Instruction
Your task is to repeat the listing exactly.
-*-
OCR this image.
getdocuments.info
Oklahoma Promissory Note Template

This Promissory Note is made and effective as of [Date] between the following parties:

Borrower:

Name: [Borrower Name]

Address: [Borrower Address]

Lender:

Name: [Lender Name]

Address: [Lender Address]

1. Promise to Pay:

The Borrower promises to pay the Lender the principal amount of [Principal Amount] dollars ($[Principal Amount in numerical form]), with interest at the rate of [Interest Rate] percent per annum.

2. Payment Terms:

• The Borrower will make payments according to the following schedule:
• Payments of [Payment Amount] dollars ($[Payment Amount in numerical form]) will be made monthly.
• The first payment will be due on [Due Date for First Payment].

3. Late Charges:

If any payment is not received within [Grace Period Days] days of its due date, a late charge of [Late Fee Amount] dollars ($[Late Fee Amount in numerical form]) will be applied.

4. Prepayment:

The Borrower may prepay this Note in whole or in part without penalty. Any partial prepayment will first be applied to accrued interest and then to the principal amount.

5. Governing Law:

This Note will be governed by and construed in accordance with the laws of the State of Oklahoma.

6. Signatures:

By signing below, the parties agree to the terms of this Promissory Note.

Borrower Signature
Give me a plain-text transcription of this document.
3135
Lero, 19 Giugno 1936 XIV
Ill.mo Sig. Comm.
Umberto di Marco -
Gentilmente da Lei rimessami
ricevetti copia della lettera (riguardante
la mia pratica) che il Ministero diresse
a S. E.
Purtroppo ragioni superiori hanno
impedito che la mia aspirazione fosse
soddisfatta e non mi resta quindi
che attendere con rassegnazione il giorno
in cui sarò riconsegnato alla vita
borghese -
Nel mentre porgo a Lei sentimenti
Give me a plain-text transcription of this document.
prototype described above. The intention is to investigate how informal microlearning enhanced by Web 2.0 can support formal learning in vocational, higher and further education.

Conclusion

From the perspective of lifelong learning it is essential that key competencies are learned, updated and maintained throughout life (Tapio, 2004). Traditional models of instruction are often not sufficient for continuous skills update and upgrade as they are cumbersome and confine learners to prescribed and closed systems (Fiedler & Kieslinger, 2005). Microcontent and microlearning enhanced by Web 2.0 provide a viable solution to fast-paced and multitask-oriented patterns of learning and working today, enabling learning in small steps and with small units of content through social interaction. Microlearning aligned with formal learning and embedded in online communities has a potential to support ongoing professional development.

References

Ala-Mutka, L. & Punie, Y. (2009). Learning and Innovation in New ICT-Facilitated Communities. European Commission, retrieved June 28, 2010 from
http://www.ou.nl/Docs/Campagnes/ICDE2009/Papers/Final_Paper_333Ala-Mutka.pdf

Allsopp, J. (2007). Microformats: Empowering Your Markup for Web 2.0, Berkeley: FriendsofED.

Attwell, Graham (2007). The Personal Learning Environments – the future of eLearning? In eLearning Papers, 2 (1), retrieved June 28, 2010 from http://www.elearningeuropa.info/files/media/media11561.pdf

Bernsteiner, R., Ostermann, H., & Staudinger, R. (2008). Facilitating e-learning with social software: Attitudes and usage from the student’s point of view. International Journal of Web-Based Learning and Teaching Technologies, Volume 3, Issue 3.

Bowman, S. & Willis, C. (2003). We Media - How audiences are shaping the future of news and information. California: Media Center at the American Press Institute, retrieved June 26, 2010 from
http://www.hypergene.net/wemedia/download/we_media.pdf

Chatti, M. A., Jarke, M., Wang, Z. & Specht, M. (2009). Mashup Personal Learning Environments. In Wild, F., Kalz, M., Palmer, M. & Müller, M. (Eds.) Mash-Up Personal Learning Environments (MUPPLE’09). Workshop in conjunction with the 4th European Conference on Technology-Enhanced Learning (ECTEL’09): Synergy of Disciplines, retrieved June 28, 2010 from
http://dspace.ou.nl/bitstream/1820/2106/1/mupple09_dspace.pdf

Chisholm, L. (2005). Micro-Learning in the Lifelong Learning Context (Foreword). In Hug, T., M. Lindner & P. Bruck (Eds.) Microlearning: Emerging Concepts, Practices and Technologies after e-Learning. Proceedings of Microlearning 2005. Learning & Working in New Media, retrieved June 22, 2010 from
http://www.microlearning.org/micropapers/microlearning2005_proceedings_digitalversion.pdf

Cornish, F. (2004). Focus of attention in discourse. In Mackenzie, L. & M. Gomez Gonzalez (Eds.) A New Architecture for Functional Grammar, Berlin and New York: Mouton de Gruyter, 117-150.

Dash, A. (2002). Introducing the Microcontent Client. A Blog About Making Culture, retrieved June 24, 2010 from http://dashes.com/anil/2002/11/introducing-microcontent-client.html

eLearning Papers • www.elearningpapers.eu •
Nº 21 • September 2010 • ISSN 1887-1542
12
-*-
Response
OCR this image.
getdocuments.info
Oklahoma Promissory Note Template

This Promissory Note is made and effective as of [Date] between the following parties:

Borrower:

Name: [Borrower Name]

Address: [Borrower Address]

Lender:

Name: [Lender Name]

Address: [Lender Address]

1. Promise to Pay:

The Borrower promises to pay the Lender the principal amount of [Principal Amount] dollars ($[Principal Amount in numerical form]), with interest at the rate of [Interest Rate] percent per annum.

2. Payment Terms:

• The Borrower will make payments according to the following schedule:
• Payments of [Payment Amount] dollars ($[Payment Amount in numerical form]) will be made monthly.
• The first payment will be due on [Due Date for First Payment].

3. Late Charges:

If any payment is not received within [Grace Period Days] days of its due date, a late charge of [Late Fee Amount] dollars ($[Late Fee Amount in numerical form]) will be applied.

4. Prepayment:

The Borrower may prepay this Note in whole or in part without penalty. Any partial prepayment will first be applied to accrued interest and then to the principal amount.

5. Governing Law:

This Note will be governed by and construed in accordance with the laws of the State of Oklahoma.

6. Signatures:

By signing below, the parties agree to the terms of this Promissory Note.

Borrower Signature
Give me a plain-text transcription of this document.
3135
Lero, 19 Giugno 1936 XIV
Ill.mo Sig. Comm.
Umberto di Marco -
Gentilmente da Lei rimessami
ricevetti copia della lettera (riguardante
la mia pratica) che il Ministero diresse
a S. E.
Purtroppo ragioni superiori hanno
impedito che la mia aspirazione fosse
soddisfatta e non mi resta quindi
che attendere con rassegnazione il giorno
in cui sarò riconsegnato alla vita
borghese -
Nel mentre porgo a Lei sentimenti
Give me a plain-text transcription of this document.
prototype described above. The intention is to investigate how informal microlearning enhanced by Web 2.0 can support formal learning in vocational, higher and further education.

Conclusion

From the perspective of lifelong learning it is essential that key competencies are learned, updated and maintained throughout life (Tapio, 2004). Traditional models of instruction are often not sufficient for continuous skills update and upgrade as they are cumbersome and confine learners to prescribed and closed systems (Fiedler & Kieslinger, 2005). Microcontent and microlearning enhanced by Web 2.0 provide a viable solution to fast-paced and multitask-oriented patterns of learning and working today, enabling learning in small steps and with small units of content through social interaction. Microlearning aligned with formal learning and embedded in online communities has a potential to support ongoing professional development.

References

Ala-Mutka, L. & Punie, Y. (2009). Learning and Innovation in New ICT-Facilitated Communities. European Commission, retrieved June 28, 2010 from
http://www.ou.nl/Docs/Campagnes/ICDE2009/Papers/Final_Paper_333Ala-Mutka.pdf

Allsopp, J. (2007). Microformats: Empowering Your Markup for Web 2.0, Berkeley: FriendsofED.

Attwell, Graham (2007). The Personal Learning Environments – the future of eLearning? In eLearning Papers, 2 (1), retrieved June 28, 2010 from http://www.elearningeuropa.info/files/media/media11561.pdf

Bernsteiner, R., Ostermann, H., & Staudinger, R. (2008). Facilitating e-learning with social software: Attitudes and usage from the student’s point of view. International Journal of Web-Based Learning and Teaching Technologies, Volume 3, Issue 3.

Bowman, S. & Willis, C. (2003). We Media - How audiences are shaping the future of news and information. California: Media Center at the American Press Institute, retrieved June 26, 2010 from
http://www.hypergene.net/wemedia/download/we_media.pdf

Chatti, M. A., Jarke, M., Wang, Z. & Specht, M. (2009). Mashup Personal Learning Environments. In Wild, F., Kalz, M., Palmer, M. & Müller, M. (Eds.) Mash-Up Personal Learning Environments (MUPPLE’09). Workshop in conjunction with the 4th European Conference on Technology-Enhanced Learning (ECTEL’09): Synergy of Disciplines, retrieved June 28, 2010 from
http://dspace.ou.nl/bitstream/1820/2106/1/mupple09_dspace.pdf

Chisholm, L. (2005). Micro-Learning in the Lifelong Learning Context (Foreword). In Hug, T., M. Lindner & P. Bruck (Eds.) Microlearning: Emerging Concepts, Practices and Technologies after e-Learning. Proceedings of Microlearning 2005. Learning & Working in New Media, retrieved June 22, 2010 from
http://www.microlearning.org/micropapers/microlearning2005_proceedings_digitalversion.pdf

Cornish, F. (2004). Focus of attention in discourse. In Mackenzie, L. & M. Gomez Gonzalez (Eds.) A New Architecture for Functional Grammar, Berlin and New York: Mouton de Gruyter, 117-150.

Dash, A. (2002). Introducing the Microcontent Client. A Blog About Making Culture, retrieved June 24, 2010 from http://dashes.com/anil/2002/11/introducing-microcontent-client.html

eLearning Papers • www.elearningpapers.eu •
Nº 21 • September 2010 • ISSN 1887-1542
12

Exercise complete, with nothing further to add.